■ Given exercise
Print each of the entries exactly, leaving nothing out.

(Collected data entries)
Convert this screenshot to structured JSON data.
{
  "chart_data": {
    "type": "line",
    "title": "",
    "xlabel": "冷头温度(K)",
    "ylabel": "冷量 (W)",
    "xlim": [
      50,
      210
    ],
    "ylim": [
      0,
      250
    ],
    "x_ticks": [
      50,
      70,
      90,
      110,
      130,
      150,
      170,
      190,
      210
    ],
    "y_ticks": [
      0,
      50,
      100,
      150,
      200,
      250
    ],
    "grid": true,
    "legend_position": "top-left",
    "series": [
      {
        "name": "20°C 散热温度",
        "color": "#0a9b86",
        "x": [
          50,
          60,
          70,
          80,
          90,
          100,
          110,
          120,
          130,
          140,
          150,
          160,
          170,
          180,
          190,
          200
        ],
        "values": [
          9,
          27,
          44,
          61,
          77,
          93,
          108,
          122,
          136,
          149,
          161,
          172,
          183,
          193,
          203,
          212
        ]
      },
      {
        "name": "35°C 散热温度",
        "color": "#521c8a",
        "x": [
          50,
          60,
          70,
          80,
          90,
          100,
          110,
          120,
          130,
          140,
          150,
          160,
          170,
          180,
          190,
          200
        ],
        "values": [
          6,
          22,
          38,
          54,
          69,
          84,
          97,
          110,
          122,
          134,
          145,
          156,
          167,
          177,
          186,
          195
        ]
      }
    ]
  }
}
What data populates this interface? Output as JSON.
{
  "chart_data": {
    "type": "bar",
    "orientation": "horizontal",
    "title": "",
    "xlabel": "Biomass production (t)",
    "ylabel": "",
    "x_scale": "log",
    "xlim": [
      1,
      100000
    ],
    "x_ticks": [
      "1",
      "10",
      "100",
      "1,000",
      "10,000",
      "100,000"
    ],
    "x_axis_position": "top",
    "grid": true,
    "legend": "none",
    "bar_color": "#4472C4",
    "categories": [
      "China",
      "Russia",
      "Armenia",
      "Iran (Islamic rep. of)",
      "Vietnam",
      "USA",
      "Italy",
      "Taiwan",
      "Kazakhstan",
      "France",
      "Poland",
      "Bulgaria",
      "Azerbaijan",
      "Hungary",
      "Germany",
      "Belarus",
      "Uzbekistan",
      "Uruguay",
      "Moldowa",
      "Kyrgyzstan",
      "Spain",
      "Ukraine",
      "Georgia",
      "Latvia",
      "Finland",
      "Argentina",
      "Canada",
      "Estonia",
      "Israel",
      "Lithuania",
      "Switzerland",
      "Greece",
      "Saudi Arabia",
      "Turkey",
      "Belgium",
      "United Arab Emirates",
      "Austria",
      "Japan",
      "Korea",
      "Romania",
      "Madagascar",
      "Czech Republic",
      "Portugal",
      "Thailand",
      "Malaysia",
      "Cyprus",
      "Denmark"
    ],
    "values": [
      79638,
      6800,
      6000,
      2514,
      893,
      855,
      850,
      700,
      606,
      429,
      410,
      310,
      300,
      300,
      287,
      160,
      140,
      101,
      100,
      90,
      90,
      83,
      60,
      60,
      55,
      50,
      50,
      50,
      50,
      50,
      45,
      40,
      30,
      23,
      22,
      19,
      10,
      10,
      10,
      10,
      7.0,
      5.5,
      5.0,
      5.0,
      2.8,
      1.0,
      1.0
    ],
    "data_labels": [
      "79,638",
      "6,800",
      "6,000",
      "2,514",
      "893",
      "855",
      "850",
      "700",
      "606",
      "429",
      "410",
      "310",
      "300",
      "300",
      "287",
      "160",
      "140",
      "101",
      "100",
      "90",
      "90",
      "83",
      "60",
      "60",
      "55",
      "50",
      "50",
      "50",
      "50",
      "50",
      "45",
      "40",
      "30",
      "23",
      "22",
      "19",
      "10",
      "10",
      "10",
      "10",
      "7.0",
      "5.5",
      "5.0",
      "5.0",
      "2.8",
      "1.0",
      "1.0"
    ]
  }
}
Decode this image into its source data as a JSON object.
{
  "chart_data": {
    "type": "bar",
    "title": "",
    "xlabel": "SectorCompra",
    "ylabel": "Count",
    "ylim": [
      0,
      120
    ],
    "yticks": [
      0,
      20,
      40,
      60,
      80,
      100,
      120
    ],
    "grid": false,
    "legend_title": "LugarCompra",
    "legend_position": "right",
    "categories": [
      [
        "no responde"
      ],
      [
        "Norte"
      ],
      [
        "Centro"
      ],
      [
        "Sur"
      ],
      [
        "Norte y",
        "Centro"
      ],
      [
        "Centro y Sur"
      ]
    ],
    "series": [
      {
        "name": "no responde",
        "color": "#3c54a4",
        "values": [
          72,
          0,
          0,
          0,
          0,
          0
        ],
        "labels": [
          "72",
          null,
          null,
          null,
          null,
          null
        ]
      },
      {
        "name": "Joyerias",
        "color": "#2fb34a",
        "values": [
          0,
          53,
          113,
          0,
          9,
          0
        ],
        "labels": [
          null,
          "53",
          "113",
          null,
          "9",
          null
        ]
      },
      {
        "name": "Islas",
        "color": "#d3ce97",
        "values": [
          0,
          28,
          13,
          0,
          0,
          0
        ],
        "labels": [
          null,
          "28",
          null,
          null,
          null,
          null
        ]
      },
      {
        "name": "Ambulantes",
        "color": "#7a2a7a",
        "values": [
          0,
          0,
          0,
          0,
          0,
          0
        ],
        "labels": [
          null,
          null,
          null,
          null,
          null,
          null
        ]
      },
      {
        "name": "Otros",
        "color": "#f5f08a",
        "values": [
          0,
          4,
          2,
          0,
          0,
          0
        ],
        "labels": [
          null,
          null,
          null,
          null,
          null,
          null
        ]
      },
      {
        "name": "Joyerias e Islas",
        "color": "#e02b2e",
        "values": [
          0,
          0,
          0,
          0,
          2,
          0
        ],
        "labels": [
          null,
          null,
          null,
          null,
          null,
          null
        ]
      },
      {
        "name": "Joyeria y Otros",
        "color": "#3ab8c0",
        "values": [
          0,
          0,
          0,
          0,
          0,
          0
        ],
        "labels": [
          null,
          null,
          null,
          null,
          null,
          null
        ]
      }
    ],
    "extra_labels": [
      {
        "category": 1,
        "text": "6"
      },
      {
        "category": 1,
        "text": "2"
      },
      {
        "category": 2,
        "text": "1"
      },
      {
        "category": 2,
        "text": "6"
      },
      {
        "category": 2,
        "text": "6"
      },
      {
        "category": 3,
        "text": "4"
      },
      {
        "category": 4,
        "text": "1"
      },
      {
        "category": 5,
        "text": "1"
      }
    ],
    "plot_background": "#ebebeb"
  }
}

■ Result
Convert this screenshot to structured JSON data.
{
  "chart_data": {
    "type": "line",
    "title": "",
    "xlabel": "冷头温度(K)",
    "ylabel": "冷量 (W)",
    "xlim": [
      50,
      210
    ],
    "ylim": [
      0,
      250
    ],
    "x_ticks": [
      50,
      70,
      90,
      110,
      130,
      150,
      170,
      190,
      210
    ],
    "y_ticks": [
      0,
      50,
      100,
      150,
      200,
      250
    ],
    "grid": true,
    "legend_position": "top-left",
    "series": [
      {
        "name": "20°C 散热温度",
        "color": "#0a9b86",
        "x": [
          50,
          60,
          70,
          80,
          90,
          100,
          110,
          120,
          130,
          140,
          150,
          160,
          170,
          180,
          190,
          200
        ],
        "values": [
          9,
          27,
          44,
          61,
          77,
          93,
          108,
          122,
          136,
          149,
          161,
          172,
          183,
          193,
          203,
          212
        ]
      },
      {
        "name": "35°C 散热温度",
        "color": "#521c8a",
        "x": [
          50,
          60,
          70,
          80,
          90,
          100,
          110,
          120,
          130,
          140,
          150,
          160,
          170,
          180,
          190,
          200
        ],
        "values": [
          6,
          22,
          38,
          54,
          69,
          84,
          97,
          110,
          122,
          134,
          145,
          156,
          167,
          177,
          186,
          195
        ]
      }
    ]
  }
}
What data populates this interface? Output as JSON.
{
  "chart_data": {
    "type": "bar",
    "orientation": "horizontal",
    "title": "",
    "xlabel": "Biomass production (t)",
    "ylabel": "",
    "x_scale": "log",
    "xlim": [
      1,
      100000
    ],
    "x_ticks": [
      "1",
      "10",
      "100",
      "1,000",
      "10,000",
      "100,000"
    ],
    "x_axis_position": "top",
    "grid": true,
    "legend": "none",
    "bar_color": "#4472C4",
    "categories": [
      "China",
      "Russia",
      "Armenia",
      "Iran (Islamic rep. of)",
      "Vietnam",
      "USA",
      "Italy",
      "Taiwan",
      "Kazakhstan",
      "France",
      "Poland",
      "Bulgaria",
      "Azerbaijan",
      "Hungary",
      "Germany",
      "Belarus",
      "Uzbekistan",
      "Uruguay",
      "Moldowa",
      "Kyrgyzstan",
      "Spain",
      "Ukraine",
      "Georgia",
      "Latvia",
      "Finland",
      "Argentina",
      "Canada",
      "Estonia",
      "Israel",
      "Lithuania",
      "Switzerland",
      "Greece",
      "Saudi Arabia",
      "Turkey",
      "Belgium",
      "United Arab Emirates",
      "Austria",
      "Japan",
      "Korea",
      "Romania",
      "Madagascar",
      "Czech Republic",
      "Portugal",
      "Thailand",
      "Malaysia",
      "Cyprus",
      "Denmark"
    ],
    "values": [
      79638,
      6800,
      6000,
      2514,
      893,
      855,
      850,
      700,
      606,
      429,
      410,
      310,
      300,
      300,
      287,
      160,
      140,
      101,
      100,
      90,
      90,
      83,
      60,
      60,
      55,
      50,
      50,
      50,
      50,
      50,
      45,
      40,
      30,
      23,
      22,
      19,
      10,
      10,
      10,
      10,
      7.0,
      5.5,
      5.0,
      5.0,
      2.8,
      1.0,
      1.0
    ],
    "data_labels": [
      "79,638",
      "6,800",
      "6,000",
      "2,514",
      "893",
      "855",
      "850",
      "700",
      "606",
      "429",
      "410",
      "310",
      "300",
      "300",
      "287",
      "160",
      "140",
      "101",
      "100",
      "90",
      "90",
      "83",
      "60",
      "60",
      "55",
      "50",
      "50",
      "50",
      "50",
      "50",
      "45",
      "40",
      "30",
      "23",
      "22",
      "19",
      "10",
      "10",
      "10",
      "10",
      "7.0",
      "5.5",
      "5.0",
      "5.0",
      "2.8",
      "1.0",
      "1.0"
    ]
  }
}
Decode this image into its source data as a JSON object.
{
  "chart_data": {
    "type": "bar",
    "title": "",
    "xlabel": "SectorCompra",
    "ylabel": "Count",
    "ylim": [
      0,
      120
    ],
    "yticks": [
      0,
      20,
      40,
      60,
      80,
      100,
      120
    ],
    "grid": false,
    "legend_title": "LugarCompra",
    "legend_position": "right",
    "categories": [
      [
        "no responde"
      ],
      [
        "Norte"
      ],
      [
        "Centro"
      ],
      [
        "Sur"
      ],
      [
        "Norte y",
        "Centro"
      ],
      [
        "Centro y Sur"
      ]
    ],
    "series": [
      {
        "name": "no responde",
        "color": "#3c54a4",
        "values": [
          72,
          0,
          0,
          0,
          0,
          0
        ],
        "labels": [
          "72",
          null,
          null,
          null,
          null,
          null
        ]
      },
      {
        "name": "Joyerias",
        "color": "#2fb34a",
        "values": [
          0,
          53,
          113,
          0,
          9,
          0
        ],
        "labels": [
          null,
          "53",
          "113",
          null,
          "9",
          null
        ]
      },
      {
        "name": "Islas",
        "color": "#d3ce97",
        "values": [
          0,
          28,
          13,
          0,
          0,
          0
        ],
        "labels": [
          null,
          "28",
          null,
          null,
          null,
          null
        ]
      },
      {
        "name": "Ambulantes",
        "color": "#7a2a7a",
        "values": [
          0,
          0,
          0,
          0,
          0,
          0
        ],
        "labels": [
          null,
          null,
          null,
          null,
          null,
          null
        ]
      },
      {
        "name": "Otros",
        "color": "#f5f08a",
        "values": [
          0,
          4,
          2,
          0,
          0,
          0
        ],
        "labels": [
          null,
          null,
          null,
          null,
          null,
          null
        ]
      },
      {
        "name": "Joyerias e Islas",
        "color": "#e02b2e",
        "values": [
          0,
          0,
          0,
          0,
          2,
          0
        ],
        "labels": [
          null,
          null,
          null,
          null,
          null,
          null
        ]
      },
      {
        "name": "Joyeria y Otros",
        "color": "#3ab8c0",
        "values": [
          0,
          0,
          0,
          0,
          0,
          0
        ],
        "labels": [
          null,
          null,
          null,
          null,
          null,
          null
        ]
      }
    ],
    "extra_labels": [
      {
        "category": 1,
        "text": "6"
      },
      {
        "category": 1,
        "text": "2"
      },
      {
        "category": 2,
        "text": "1"
      },
      {
        "category": 2,
        "text": "6"
      },
      {
        "category": 2,
        "text": "6"
      },
      {
        "category": 3,
        "text": "4"
      },
      {
        "category": 4,
        "text": "1"
      },
      {
        "category": 5,
        "text": "1"
      }
    ],
    "plot_background": "#ebebeb"
  }
}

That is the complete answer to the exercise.